● **Stated task**:
Filter the data below, keeping only the lines that contain the string "including", and copy each of them in full.

----

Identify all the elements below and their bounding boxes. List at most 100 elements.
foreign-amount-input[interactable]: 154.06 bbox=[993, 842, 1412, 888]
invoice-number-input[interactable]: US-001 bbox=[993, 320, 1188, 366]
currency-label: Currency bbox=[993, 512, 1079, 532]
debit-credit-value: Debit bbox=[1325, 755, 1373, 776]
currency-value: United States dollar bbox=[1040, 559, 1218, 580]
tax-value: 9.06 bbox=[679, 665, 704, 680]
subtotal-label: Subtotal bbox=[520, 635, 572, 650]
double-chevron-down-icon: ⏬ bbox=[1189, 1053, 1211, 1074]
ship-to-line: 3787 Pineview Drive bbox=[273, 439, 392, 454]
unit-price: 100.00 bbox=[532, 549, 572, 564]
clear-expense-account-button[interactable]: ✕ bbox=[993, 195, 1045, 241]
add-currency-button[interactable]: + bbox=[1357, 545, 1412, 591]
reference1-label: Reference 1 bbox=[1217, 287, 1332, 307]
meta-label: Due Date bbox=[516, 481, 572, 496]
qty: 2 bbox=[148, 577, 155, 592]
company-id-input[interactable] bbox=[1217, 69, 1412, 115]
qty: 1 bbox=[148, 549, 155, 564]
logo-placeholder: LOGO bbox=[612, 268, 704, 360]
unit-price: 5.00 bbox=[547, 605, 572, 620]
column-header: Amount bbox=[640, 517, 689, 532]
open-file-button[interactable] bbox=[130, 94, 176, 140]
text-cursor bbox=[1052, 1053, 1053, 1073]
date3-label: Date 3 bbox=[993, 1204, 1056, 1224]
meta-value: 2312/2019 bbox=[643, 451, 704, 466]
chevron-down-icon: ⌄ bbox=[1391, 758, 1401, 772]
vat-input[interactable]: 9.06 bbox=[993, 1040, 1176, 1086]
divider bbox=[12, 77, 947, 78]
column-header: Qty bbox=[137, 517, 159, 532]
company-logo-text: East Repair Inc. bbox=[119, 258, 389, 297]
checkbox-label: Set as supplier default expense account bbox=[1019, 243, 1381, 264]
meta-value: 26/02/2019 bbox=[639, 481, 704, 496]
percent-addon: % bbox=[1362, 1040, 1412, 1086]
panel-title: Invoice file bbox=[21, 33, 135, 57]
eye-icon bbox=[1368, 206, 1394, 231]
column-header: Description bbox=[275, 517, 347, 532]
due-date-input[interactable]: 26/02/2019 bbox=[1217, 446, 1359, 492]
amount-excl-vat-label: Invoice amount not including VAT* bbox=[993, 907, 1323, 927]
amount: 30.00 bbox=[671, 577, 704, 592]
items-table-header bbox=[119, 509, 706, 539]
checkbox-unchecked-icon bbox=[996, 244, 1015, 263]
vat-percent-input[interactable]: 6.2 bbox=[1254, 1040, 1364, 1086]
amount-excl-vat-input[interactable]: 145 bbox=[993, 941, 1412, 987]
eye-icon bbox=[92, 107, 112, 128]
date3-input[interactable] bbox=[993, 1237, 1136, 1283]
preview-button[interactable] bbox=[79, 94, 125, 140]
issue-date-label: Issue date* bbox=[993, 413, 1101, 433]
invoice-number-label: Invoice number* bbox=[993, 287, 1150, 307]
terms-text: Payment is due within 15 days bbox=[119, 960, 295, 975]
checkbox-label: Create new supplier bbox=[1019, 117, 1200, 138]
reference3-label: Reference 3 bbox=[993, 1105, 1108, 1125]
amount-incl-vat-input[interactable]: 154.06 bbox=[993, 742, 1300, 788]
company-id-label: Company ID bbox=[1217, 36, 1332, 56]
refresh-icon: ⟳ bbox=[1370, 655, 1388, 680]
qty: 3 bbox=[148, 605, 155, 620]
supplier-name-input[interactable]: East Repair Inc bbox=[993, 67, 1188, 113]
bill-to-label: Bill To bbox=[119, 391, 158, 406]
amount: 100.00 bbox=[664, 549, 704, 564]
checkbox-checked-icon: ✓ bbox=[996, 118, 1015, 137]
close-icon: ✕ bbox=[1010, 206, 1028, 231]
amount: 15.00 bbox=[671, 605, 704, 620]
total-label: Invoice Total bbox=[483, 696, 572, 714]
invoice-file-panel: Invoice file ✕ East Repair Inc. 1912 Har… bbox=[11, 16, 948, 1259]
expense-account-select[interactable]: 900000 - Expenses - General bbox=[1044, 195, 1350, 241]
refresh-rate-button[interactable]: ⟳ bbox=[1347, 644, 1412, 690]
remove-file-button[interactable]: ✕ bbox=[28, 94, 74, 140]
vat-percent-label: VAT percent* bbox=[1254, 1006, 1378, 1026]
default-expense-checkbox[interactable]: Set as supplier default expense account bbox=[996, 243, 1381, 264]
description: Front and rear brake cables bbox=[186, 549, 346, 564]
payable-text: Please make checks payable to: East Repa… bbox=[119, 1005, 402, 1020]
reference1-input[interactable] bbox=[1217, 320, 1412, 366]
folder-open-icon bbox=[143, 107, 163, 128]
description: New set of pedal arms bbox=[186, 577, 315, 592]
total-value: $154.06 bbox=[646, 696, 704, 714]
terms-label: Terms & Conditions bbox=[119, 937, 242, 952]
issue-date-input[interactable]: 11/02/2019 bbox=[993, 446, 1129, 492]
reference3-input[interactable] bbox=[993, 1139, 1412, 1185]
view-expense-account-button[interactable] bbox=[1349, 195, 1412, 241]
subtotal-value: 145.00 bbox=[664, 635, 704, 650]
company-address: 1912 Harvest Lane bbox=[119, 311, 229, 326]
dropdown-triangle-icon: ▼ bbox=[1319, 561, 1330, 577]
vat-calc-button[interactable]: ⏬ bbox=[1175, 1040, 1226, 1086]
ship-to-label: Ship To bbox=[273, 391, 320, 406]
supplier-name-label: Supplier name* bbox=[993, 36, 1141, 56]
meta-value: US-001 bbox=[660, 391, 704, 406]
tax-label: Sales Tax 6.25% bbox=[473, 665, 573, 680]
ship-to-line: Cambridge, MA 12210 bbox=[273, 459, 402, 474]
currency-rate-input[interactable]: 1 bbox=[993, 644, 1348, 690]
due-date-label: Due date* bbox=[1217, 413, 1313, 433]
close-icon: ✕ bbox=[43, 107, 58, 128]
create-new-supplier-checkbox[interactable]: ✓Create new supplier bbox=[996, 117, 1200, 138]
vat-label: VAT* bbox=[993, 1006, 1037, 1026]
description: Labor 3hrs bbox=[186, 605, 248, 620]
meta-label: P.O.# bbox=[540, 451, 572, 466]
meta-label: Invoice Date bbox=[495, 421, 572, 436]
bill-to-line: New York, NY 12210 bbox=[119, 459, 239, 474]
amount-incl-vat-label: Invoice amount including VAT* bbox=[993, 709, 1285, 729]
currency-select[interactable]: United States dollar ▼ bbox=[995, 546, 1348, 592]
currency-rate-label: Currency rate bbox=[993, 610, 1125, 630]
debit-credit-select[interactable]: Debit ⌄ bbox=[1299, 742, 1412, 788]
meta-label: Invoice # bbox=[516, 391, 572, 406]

----

● **Solution for this problem**:
amount-excl-vat-label: Invoice amount not including VAT* bbox=[993, 907, 1323, 927]
amount-incl-vat-label: Invoice amount including VAT* bbox=[993, 709, 1285, 729]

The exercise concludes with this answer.